Task details:
Search the listing for the string "nQuiz" and copy every line that contains it.

Exercise materials:
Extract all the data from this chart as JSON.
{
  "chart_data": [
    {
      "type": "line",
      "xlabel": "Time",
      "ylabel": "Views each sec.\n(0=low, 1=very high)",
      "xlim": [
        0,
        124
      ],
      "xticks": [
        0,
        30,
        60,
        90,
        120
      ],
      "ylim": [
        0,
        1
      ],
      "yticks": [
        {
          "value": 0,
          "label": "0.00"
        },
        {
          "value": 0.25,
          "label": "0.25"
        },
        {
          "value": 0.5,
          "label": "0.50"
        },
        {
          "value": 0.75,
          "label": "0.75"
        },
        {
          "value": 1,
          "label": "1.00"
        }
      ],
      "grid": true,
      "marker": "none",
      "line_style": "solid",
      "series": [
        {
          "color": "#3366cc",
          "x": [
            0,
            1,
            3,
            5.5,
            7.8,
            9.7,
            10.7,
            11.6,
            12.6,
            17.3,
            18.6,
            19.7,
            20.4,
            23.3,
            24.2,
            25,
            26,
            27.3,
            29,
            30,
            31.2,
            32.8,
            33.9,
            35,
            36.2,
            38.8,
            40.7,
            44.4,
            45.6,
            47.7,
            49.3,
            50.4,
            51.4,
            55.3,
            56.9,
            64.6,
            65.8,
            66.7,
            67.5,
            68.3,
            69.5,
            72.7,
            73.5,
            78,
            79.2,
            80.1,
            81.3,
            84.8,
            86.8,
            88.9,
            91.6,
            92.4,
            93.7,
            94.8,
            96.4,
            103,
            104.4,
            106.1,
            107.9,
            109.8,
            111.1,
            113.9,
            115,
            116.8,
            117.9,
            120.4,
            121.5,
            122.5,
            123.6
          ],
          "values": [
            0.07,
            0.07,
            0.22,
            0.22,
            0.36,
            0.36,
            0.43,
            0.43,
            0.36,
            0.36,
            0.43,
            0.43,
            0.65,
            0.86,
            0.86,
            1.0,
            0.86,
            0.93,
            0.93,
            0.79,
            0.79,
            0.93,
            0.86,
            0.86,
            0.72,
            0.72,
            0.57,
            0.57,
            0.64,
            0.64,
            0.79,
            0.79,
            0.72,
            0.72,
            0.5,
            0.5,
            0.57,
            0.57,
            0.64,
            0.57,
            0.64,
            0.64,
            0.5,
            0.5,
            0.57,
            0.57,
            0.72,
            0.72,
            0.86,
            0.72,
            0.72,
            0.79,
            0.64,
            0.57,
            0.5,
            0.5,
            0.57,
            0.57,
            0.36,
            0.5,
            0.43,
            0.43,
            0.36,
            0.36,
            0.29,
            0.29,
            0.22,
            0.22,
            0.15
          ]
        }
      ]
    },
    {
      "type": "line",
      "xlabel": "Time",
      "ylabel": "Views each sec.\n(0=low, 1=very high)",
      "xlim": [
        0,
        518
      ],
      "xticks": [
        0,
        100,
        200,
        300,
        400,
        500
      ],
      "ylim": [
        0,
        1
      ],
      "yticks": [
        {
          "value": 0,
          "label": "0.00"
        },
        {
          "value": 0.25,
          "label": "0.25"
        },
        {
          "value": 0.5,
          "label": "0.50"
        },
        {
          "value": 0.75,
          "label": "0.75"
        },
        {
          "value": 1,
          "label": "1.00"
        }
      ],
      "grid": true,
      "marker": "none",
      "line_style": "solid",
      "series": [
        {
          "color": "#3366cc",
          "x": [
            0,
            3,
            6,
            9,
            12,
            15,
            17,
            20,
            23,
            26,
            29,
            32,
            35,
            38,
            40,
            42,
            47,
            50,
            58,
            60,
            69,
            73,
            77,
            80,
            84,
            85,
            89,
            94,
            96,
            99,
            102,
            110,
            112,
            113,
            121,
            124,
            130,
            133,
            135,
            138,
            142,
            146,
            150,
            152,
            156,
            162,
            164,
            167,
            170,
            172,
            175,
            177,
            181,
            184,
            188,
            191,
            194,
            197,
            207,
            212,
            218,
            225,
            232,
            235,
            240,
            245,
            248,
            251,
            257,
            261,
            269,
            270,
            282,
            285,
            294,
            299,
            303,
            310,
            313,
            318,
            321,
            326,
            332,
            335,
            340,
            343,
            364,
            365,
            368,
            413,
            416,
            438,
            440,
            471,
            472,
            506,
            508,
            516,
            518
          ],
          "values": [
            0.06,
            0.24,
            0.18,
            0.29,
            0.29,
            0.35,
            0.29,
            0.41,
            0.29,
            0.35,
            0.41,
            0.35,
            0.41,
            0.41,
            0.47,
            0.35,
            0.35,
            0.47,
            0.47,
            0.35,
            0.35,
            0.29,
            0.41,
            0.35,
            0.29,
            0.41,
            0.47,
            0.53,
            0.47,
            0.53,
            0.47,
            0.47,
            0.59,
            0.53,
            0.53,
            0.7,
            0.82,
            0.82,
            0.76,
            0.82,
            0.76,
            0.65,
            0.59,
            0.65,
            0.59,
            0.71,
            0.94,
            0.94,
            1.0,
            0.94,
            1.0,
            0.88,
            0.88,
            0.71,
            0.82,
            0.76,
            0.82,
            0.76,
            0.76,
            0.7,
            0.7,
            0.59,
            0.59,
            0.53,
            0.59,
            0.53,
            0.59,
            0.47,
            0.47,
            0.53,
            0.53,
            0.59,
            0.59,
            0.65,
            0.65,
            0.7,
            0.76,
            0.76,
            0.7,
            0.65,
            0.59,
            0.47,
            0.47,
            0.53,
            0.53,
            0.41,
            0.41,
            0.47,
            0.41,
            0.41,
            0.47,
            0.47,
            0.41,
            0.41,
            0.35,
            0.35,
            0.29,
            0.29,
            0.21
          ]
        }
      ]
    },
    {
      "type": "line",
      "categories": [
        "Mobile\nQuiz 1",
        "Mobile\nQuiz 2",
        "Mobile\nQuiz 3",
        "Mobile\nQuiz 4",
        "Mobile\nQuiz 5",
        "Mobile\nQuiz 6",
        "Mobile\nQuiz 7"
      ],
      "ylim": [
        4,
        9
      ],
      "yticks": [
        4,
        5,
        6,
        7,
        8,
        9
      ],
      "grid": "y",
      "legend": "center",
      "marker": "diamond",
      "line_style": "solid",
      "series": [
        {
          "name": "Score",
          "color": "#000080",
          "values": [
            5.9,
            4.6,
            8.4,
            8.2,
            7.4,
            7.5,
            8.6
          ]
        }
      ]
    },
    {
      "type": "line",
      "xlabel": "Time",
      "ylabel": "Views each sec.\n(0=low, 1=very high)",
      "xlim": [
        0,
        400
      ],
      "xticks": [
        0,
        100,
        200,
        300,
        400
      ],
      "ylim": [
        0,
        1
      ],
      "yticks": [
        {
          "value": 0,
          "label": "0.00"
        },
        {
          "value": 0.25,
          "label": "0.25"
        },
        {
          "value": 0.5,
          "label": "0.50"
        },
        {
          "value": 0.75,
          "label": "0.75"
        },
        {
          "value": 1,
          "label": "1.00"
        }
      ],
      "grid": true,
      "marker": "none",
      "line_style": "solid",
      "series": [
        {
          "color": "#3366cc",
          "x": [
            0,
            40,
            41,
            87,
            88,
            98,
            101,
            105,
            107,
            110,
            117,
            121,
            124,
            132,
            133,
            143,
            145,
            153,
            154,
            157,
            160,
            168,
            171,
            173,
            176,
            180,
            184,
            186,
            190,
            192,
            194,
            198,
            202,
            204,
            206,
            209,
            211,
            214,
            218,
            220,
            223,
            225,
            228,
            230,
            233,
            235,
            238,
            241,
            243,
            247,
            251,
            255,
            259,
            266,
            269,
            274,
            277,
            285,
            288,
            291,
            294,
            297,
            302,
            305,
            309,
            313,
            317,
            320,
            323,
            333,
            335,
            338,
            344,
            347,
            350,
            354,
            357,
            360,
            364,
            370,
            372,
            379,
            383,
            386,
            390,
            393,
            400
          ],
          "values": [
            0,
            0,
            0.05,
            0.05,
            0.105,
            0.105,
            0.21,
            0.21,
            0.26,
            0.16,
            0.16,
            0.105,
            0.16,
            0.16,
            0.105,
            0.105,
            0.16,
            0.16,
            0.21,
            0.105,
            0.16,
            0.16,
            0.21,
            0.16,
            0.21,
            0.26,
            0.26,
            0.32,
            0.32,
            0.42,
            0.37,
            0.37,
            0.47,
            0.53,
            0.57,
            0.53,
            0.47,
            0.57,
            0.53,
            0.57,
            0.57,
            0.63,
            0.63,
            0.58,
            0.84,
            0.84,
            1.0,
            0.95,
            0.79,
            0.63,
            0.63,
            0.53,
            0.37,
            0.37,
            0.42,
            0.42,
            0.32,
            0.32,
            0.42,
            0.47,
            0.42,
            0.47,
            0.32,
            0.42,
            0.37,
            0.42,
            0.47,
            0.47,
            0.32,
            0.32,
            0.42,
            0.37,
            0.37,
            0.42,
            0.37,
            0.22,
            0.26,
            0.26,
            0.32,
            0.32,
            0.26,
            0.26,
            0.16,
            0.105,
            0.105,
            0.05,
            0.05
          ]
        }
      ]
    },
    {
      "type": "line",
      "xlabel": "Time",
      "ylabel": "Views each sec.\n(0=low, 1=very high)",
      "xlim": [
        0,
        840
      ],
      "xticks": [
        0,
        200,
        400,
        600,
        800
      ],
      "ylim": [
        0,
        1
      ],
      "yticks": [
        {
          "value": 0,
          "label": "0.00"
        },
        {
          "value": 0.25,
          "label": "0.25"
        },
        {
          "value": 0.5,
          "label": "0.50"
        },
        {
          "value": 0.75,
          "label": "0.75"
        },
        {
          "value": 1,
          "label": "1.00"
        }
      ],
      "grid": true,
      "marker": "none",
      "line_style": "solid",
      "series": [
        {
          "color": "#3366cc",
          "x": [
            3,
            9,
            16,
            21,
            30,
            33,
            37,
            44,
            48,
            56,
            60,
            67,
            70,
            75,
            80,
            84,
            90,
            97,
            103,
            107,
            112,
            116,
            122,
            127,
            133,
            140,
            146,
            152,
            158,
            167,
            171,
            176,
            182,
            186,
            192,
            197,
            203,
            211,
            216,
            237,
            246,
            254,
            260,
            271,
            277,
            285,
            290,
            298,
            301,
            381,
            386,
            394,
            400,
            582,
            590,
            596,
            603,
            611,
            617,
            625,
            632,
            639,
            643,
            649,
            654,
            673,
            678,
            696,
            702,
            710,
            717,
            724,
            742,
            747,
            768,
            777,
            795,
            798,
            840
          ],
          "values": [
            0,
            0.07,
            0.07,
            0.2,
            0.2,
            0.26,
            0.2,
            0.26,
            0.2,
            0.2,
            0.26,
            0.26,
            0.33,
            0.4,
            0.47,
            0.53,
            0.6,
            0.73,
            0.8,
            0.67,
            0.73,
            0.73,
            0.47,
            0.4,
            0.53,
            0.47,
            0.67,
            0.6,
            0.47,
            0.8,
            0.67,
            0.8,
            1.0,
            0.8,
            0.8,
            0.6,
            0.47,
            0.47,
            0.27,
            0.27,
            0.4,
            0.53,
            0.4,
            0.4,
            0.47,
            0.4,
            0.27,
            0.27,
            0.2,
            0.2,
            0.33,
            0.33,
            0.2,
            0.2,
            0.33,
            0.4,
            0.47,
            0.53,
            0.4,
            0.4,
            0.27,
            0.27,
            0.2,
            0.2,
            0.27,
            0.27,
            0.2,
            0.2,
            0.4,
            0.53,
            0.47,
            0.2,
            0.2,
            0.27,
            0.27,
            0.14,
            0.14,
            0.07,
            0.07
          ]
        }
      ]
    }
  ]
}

Result for this exercise:
        "Mobile\nQuiz 1",
        "Mobile\nQuiz 2",
        "Mobile\nQuiz 3",
        "Mobile\nQuiz 4",
        "Mobile\nQuiz 5",
        "Mobile\nQuiz 6",
        "Mobile\nQuiz 7"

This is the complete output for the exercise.